1 month ago
i am driving up the bumpy tenth mile driveway. the same one. from mailbox to house. back at the ranch. the mortar of my psyche. where, if time ran all at once there would be thousands of me swarming over every hill. and the place where, whenever i am here, every other place feels like something i’ve made up.
i am walking in the door. coming home bald. again.
it hits me so forcefully. my sense of failure. letting the cancer back. my mother always offering to knit me a hat. or buy me a wig. i look so much like mr. clean now. so gay and bald. even though she has prayed. she has prayed so much for me everyday. every night. and what have i to show? after all her hard work. the cancer is back. and i am bald again. and gay, still.
after the meatloaf and cauliflower and broccoli i walk out along the ridge. i want to inspect the remains of the cairns i have built over the past couple years. these rolling hills are rich in foreign rocks. hitchikers dropped by ancient glaciers. the cairns are always all knocked over by the cows. but i like the impermanence. never the same thing twice. i start at the nearest, clear off the big base rock and start rummaging in the ruins for a good starter to my new tower. something precarious, i think. minimalist.
i am thinking about an article i read recently by a woman who was diagnosed with (a treatable) cancer of some sort and was angry about it. very very angry. she said that everyone she knew who had cancer was really fucking mad. and that she couldn’t tolerate all these media images of people who were noble and stoic because it was a fantasy. cancer makes you mad.
and i ask myself, on the hill, looking over hidden meadow, why have you never been angry?
because i deserve it.
i deserve it?
and i think back to all life i have lived. and how i never have felt quite entitled to all of it. never been sure that i am allowed to just go out and make up a life. i have tucked in with people in whose goodness i believe, people who feel entitled to their lives. and i have lived. but it has always felt that at any moment it could upend.that i will be found out.
and maybe i don’t feel like i deserve to have cancer but i have never felt entitled to all this life either. i have been getting away with something here. all this joy. all this light and air.
i have loved who i have loved. and i understand risk.
a couple days later my mom and i are taking her daily constitutional out to the mailbox and back. she likes to hold my arm. i try to steer her away from the freshest of the cowpies. she never wears a glove, even though it’s barely 40 degrees outside.
i tell her about the article and ask her if she’s angry.
“no. well, i’m 86 years old. and i guess i have to die of something. and the hospice people tell me that they won’t let me suffer. so i’m grateful for that.”
and she asks me what i am afraid of.
and i tell her that i’m afraid of dying. and that i’m afraid of being a source of pain for the people i love. i don’t want to be a wound in people’s lives.
and she says she worries about leaving all the people who depend on her.
and we walk a long ways without talking.
and she says “tina, it’s okay that you have cancer. it’s not your fault. you can’t help it.”
and i feel something break open in me. she has said it. and now i am crying. which you would think would be easier to hide from a deaf and blind woman. i can’t speak so i pat her bare hand with my glove. and eventually i say-thank you mama.
because it is the strangest thing. to have her approval for. approval for having cancer. but there it is. approval. god is not punishing me.
and i think of her sitting in her chair sometimes, how she’ll stare at me. and i know she can barely see. her world robbed of color and detail. but she inspects, nonetheless.
and i ask her “how do you know?”
she says, without hesitating, without asking me what i mean, she says “because you and i are the same.”
and i wipe my face and my nose with my gloved hand. and we walk on.
and then i tell her “it’s okay that you have cancer too mama. and if you need to die, you can. and we’ll be okay. we’ll be alright”.
and we walk the rest of the way home and then i make her tuna salad for lunch. carrots and grapes on the side.

### About this task
Translate this sentence from the text excerpt into Spanish: "these rolling hills are rich in foreign rocks."

### Listed records
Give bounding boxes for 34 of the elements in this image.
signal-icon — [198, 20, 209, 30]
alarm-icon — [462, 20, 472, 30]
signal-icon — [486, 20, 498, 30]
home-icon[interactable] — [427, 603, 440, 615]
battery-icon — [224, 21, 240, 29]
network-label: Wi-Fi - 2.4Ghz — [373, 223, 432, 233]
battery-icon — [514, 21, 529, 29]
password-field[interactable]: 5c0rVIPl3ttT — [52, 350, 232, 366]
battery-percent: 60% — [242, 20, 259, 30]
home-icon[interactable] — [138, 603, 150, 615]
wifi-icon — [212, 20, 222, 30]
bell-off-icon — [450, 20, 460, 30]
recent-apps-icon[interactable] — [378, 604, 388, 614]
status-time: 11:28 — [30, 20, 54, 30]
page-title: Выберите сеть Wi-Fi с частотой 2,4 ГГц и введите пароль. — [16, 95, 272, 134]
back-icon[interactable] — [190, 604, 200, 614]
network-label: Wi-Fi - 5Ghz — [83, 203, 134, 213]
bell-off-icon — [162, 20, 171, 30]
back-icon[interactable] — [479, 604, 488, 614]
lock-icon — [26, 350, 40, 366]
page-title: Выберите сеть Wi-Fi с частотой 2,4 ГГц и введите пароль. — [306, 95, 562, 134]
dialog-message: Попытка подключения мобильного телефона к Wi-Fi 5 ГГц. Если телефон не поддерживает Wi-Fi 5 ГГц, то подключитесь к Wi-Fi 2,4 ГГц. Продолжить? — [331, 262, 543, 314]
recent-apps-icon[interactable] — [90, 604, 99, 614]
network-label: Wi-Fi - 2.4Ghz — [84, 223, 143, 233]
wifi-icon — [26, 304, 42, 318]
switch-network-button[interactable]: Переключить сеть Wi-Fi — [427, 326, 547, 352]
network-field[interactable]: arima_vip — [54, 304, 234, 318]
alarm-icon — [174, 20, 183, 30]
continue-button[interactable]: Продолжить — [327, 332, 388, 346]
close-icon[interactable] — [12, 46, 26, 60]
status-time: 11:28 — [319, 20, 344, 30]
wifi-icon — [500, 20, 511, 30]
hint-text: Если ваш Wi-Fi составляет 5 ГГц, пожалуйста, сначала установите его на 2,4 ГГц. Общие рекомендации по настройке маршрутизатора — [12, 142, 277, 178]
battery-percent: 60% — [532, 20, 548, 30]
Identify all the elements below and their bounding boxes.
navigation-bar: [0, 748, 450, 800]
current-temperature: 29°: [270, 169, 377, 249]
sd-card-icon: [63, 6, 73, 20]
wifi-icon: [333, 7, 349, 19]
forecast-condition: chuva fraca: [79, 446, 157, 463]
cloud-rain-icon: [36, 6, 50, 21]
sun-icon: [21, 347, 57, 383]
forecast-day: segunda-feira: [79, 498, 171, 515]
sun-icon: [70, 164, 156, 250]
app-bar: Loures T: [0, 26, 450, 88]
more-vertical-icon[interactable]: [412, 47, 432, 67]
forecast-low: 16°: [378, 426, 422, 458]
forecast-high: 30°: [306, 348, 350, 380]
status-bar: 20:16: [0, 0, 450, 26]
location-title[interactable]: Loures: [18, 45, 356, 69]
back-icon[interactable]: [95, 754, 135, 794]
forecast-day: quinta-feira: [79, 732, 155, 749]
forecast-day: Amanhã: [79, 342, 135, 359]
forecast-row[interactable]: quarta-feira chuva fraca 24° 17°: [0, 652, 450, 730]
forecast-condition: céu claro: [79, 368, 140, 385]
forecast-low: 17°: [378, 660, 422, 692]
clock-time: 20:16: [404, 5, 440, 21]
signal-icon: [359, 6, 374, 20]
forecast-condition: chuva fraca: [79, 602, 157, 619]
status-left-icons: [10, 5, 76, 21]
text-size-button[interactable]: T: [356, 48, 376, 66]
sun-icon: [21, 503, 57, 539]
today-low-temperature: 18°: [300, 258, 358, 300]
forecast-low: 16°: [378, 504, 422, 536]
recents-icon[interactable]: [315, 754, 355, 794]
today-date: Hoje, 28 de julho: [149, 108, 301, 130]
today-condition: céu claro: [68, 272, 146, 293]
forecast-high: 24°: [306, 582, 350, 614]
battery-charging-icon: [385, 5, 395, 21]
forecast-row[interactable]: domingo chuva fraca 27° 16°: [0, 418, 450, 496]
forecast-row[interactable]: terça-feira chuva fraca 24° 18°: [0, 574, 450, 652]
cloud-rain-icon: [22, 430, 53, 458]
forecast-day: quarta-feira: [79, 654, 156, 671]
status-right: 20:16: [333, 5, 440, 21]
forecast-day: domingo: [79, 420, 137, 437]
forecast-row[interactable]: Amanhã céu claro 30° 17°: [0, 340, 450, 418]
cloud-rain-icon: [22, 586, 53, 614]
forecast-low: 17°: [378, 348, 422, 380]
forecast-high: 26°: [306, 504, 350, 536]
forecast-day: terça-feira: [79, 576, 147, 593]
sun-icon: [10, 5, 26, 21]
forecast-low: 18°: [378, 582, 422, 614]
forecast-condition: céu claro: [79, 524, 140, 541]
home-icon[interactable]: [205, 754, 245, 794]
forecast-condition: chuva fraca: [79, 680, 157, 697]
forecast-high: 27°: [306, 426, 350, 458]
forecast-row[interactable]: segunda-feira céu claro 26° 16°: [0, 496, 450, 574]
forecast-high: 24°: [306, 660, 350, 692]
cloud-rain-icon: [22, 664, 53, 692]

### The answer
Estas colinas onduladas son ricas en rocas foráneas.